• Exercise material
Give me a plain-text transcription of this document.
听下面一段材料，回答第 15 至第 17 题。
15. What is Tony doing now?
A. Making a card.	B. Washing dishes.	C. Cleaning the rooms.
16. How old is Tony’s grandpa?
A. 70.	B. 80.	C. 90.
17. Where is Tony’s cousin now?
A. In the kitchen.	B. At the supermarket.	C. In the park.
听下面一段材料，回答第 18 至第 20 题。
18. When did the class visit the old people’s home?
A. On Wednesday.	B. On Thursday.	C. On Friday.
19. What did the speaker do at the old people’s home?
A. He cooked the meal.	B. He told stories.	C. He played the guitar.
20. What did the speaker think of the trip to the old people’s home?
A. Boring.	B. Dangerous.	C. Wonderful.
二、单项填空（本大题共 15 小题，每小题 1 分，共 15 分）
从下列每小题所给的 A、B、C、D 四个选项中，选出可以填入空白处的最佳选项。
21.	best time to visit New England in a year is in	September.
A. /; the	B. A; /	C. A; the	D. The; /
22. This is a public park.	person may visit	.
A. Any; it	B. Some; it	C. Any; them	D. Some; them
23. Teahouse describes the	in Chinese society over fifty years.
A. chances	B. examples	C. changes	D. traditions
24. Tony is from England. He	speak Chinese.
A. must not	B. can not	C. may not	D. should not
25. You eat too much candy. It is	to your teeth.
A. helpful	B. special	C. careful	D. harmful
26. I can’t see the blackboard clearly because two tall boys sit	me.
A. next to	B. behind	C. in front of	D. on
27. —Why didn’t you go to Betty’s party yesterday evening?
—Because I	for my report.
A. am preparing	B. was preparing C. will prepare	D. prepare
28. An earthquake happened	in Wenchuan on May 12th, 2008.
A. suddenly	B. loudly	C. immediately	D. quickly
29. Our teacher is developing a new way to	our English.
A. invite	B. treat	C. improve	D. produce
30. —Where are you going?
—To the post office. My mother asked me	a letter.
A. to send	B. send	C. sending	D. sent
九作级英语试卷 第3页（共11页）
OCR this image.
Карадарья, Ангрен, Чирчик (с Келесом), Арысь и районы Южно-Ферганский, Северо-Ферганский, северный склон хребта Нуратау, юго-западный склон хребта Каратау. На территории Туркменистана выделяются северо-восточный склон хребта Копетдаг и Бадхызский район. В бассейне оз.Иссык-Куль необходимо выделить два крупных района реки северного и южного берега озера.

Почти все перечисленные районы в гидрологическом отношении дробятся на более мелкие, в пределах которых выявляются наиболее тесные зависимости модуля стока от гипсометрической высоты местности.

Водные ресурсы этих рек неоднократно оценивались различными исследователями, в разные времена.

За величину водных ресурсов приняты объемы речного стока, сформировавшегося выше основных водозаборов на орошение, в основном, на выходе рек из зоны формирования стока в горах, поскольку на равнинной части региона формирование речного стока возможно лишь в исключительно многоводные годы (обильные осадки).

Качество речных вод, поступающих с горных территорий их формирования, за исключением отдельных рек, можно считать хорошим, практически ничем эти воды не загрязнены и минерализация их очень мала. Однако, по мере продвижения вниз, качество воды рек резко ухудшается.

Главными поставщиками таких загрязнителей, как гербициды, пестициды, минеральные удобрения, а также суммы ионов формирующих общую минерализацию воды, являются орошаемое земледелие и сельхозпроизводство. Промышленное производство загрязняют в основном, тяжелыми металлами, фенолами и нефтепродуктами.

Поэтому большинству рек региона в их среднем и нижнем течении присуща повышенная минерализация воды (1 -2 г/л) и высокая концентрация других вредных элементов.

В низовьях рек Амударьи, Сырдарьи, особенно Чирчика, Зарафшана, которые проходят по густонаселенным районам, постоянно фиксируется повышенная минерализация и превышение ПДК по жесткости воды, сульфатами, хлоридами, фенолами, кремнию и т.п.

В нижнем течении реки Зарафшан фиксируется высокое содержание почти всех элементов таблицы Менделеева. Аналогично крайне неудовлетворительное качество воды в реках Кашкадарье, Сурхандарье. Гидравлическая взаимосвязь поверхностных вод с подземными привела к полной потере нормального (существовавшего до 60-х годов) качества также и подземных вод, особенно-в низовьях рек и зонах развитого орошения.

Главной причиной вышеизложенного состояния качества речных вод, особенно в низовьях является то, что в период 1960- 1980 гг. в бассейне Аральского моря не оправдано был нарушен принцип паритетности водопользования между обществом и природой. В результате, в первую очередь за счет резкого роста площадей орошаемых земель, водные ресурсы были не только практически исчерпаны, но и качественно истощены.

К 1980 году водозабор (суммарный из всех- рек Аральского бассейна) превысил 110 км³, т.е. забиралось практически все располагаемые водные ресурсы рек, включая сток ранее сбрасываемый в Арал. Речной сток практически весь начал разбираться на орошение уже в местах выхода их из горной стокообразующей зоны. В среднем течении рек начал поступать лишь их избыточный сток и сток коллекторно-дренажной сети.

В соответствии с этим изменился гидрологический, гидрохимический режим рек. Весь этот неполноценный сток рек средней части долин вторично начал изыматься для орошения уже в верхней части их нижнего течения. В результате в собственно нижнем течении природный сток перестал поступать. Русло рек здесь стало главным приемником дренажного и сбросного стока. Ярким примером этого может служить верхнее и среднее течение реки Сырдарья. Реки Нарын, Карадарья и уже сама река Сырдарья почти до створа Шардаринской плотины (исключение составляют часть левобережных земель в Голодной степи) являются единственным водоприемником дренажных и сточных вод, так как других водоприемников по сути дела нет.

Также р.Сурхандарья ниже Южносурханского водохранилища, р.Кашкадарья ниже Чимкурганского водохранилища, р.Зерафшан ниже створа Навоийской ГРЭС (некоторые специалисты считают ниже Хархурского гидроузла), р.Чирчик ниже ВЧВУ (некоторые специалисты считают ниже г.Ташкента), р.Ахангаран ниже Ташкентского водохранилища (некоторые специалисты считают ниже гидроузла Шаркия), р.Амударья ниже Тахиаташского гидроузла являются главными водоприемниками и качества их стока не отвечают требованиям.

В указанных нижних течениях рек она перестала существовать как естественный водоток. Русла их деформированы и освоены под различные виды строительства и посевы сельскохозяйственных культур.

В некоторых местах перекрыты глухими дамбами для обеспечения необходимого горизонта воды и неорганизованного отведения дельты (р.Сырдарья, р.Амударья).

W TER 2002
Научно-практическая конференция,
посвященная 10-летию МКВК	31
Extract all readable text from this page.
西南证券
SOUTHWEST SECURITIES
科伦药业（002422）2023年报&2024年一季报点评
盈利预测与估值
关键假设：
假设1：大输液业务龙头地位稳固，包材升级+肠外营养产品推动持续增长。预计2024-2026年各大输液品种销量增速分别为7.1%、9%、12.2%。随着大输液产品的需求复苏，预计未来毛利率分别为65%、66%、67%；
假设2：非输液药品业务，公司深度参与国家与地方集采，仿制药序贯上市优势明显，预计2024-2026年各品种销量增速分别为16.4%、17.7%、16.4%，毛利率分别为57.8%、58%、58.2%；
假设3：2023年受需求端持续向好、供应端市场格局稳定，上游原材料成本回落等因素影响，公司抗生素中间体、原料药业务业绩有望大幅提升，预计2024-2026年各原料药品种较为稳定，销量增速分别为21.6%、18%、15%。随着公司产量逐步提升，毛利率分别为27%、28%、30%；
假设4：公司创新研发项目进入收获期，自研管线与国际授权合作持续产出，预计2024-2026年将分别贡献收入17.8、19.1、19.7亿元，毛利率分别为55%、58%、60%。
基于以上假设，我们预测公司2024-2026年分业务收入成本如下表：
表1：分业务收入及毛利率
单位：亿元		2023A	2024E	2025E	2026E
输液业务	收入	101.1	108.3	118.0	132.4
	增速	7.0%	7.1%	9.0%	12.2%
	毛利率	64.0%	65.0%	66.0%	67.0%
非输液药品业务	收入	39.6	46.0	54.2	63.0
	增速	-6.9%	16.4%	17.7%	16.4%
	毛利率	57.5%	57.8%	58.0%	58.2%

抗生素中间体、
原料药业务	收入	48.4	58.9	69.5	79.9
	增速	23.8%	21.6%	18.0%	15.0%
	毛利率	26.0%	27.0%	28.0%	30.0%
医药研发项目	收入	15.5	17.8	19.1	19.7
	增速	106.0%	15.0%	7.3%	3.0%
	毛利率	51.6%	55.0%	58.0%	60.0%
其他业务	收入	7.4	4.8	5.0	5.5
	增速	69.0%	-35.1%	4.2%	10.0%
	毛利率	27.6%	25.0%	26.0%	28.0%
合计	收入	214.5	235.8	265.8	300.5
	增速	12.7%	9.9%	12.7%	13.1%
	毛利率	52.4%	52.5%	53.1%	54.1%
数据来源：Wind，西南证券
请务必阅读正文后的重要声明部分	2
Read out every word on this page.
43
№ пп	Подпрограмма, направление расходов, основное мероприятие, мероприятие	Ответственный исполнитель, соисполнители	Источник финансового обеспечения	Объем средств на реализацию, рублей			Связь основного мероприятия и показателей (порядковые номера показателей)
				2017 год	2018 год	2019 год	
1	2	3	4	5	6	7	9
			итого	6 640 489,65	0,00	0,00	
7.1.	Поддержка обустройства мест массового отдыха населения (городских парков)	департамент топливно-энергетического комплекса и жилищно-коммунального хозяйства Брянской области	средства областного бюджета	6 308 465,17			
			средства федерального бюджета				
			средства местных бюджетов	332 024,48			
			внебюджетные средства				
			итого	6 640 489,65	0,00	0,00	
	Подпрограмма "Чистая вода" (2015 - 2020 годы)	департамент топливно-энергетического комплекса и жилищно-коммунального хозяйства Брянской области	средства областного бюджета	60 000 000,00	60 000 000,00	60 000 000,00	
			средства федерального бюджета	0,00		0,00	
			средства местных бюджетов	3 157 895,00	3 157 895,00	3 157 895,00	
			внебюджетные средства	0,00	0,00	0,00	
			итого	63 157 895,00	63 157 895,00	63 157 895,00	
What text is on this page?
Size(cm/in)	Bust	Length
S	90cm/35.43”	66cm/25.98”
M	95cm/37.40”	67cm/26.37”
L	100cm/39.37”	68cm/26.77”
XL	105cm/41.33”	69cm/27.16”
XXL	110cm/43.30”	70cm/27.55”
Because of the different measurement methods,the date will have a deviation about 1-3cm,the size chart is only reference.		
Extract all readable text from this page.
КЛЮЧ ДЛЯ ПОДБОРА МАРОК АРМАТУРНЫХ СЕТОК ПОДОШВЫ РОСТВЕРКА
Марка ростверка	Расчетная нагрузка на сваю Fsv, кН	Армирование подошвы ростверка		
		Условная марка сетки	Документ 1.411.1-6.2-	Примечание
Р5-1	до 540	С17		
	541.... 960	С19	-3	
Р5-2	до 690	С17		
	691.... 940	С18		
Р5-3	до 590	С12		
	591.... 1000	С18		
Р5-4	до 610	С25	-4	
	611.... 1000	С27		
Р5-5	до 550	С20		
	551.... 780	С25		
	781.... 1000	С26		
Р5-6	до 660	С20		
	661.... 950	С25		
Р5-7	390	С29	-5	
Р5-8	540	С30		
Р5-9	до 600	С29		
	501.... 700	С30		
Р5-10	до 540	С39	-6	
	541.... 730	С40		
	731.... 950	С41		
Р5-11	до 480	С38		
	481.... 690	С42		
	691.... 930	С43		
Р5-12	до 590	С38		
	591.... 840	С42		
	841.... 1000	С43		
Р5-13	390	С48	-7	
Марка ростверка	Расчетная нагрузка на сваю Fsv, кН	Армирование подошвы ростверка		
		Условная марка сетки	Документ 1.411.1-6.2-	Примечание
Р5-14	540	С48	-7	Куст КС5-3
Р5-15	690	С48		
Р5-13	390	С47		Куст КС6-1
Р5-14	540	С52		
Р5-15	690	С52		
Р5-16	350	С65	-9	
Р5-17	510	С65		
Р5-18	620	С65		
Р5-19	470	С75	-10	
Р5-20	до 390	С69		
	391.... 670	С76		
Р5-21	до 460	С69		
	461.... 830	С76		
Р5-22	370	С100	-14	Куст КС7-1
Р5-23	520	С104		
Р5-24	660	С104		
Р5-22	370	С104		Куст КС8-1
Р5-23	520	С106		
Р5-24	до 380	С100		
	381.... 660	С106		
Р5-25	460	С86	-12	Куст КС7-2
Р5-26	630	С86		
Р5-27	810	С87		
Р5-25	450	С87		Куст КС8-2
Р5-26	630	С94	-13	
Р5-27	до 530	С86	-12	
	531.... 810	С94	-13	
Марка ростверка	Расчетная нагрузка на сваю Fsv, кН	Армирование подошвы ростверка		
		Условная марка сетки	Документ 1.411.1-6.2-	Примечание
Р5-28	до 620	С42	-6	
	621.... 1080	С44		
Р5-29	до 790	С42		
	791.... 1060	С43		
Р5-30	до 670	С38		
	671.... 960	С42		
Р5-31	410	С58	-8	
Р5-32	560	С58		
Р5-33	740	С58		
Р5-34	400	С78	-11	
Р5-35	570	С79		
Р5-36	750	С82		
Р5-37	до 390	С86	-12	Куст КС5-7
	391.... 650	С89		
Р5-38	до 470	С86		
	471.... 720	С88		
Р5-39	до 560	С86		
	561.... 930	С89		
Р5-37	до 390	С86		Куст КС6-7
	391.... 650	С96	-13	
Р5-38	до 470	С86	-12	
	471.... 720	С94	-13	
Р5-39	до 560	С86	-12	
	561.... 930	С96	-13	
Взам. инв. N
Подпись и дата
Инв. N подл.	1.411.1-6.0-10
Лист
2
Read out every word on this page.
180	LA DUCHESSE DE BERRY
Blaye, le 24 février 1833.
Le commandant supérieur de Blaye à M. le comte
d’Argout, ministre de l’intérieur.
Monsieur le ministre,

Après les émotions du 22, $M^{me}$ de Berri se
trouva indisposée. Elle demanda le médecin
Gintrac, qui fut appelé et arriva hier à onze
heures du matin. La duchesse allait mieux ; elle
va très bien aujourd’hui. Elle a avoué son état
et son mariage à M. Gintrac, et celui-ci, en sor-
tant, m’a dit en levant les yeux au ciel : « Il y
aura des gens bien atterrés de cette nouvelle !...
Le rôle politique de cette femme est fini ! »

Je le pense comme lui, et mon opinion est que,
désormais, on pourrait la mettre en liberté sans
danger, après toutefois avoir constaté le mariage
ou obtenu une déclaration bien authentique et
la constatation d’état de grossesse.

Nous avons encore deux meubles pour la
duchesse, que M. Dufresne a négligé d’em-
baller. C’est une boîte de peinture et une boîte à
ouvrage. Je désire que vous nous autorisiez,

• Problem details
Note each line of the entries that has "mariage" in it, and copy those lines.

• Solution for this task
et son mariage à M. Gintrac, et celui-ci, en sor-
danger, après toutefois avoir constaté le mariage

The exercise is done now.